**Data for processing:**

════════════════════

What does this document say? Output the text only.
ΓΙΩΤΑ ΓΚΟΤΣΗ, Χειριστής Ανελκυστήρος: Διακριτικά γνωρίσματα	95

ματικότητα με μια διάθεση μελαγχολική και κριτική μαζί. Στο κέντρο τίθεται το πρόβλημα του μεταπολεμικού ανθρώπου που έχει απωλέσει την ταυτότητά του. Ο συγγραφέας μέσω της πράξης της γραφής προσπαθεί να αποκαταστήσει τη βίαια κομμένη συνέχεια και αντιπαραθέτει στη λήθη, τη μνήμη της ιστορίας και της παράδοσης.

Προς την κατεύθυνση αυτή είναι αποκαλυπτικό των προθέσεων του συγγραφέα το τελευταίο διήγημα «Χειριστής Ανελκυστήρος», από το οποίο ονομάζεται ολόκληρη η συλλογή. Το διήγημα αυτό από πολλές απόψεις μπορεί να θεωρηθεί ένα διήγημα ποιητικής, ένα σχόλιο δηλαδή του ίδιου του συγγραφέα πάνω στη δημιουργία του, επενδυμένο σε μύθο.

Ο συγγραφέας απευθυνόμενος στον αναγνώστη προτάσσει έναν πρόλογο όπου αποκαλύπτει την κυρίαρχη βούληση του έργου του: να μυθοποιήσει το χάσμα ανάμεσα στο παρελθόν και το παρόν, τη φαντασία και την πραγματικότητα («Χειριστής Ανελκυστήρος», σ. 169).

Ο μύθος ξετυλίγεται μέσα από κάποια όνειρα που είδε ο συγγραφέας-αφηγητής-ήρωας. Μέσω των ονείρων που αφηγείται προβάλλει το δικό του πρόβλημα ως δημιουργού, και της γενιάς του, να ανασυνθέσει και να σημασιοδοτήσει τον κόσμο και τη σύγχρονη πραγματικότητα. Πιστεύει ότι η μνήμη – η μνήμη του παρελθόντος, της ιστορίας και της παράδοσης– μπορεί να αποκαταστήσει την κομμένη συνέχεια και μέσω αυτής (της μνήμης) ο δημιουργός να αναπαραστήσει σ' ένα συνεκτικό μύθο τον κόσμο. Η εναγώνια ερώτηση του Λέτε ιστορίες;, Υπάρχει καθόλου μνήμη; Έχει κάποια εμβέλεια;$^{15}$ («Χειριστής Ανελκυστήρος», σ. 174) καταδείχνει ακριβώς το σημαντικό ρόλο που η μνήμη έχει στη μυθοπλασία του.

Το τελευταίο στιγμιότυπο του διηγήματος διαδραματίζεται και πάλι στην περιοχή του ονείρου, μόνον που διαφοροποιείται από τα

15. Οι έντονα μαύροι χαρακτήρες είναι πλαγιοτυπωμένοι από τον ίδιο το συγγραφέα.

════════════════════

**The problem:** Go through the material line by line. Show each line that contains the string "μνήμη".

**Expected answer:**
ματικότητα με μια διάθεση μελαγχολική και κριτική μαζί. Στο κέντρο τίθεται το πρόβλημα του μεταπολεμικού ανθρώπου που έχει απωλέσει την ταυτότητά του. Ο συγγραφέας μέσω της πράξης της γραφής προσπαθεί να αποκαταστήσει τη βίαια κομμένη συνέχεια και αντιπαραθέτει στη λήθη, τη μνήμη της ιστορίας και της παράδοσης.
Ο μύθος ξετυλίγεται μέσα από κάποια όνειρα που είδε ο συγγραφέας-αφηγητής-ήρωας. Μέσω των ονείρων που αφηγείται προβάλλει το δικό του πρόβλημα ως δημιουργού, και της γενιάς του, να ανασυνθέσει και να σημασιοδοτήσει τον κόσμο και τη σύγχρονη πραγματικότητα. Πιστεύει ότι η μνήμη – η μνήμη του παρελθόντος, της ιστορίας και της παράδοσης– μπορεί να αποκαταστήσει την κομμένη συνέχεια και μέσω αυτής (της μνήμης) ο δημιουργός να αναπαραστήσει σ' ένα συνεκτικό μύθο τον κόσμο. Η εναγώνια ερώτηση του Λέτε ιστορίες;, Υπάρχει καθόλου μνήμη; Έχει κάποια εμβέλεια;$^{15}$ («Χειριστής Ανελκυστήρος», σ. 174) καταδείχνει ακριβώς το σημαντικό ρόλο που η μνήμη έχει στη μυθοπλασία του.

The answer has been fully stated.